── INPUT ──
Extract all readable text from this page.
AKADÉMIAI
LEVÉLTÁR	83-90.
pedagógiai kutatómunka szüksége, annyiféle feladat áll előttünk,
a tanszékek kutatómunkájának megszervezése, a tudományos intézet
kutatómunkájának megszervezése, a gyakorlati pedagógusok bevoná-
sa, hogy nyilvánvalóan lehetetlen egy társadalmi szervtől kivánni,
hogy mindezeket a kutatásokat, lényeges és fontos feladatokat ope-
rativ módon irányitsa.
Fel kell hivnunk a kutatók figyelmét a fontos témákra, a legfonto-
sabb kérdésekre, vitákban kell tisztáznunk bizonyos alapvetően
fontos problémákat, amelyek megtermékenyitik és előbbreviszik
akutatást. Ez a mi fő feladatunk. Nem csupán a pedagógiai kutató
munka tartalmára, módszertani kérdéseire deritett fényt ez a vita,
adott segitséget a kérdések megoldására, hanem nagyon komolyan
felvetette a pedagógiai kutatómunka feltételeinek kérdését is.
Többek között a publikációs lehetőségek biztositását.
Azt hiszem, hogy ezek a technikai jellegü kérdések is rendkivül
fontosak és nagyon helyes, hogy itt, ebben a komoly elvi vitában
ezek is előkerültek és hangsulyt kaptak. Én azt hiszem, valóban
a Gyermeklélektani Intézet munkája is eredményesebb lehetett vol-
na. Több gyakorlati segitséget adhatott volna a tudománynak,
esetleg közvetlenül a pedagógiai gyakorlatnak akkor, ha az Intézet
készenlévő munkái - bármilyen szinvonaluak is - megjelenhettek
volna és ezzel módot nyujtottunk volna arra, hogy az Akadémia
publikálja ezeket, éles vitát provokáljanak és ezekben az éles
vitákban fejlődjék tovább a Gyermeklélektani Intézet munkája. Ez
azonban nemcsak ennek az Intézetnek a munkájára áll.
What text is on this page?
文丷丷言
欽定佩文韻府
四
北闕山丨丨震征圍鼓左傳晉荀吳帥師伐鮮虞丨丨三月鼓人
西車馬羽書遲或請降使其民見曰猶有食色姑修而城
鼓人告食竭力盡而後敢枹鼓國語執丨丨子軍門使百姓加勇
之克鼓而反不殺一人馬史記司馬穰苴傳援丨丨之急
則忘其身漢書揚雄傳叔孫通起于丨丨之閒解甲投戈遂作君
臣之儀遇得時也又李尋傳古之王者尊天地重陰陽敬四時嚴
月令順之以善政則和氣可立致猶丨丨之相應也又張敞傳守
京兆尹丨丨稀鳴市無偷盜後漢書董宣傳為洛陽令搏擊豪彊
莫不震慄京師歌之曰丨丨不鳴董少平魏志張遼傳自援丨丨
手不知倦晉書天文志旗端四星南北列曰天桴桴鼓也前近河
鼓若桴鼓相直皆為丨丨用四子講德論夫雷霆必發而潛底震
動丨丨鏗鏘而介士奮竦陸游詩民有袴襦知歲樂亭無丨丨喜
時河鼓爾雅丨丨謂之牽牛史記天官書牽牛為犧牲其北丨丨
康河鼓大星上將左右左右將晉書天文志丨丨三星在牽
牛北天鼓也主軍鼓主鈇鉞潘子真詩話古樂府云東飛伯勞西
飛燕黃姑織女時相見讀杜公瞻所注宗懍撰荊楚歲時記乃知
───
Of all the lines above, how many contain the word "Gyermeklélektani"? Give the number and nothing else.

TASK OUTPUT: 2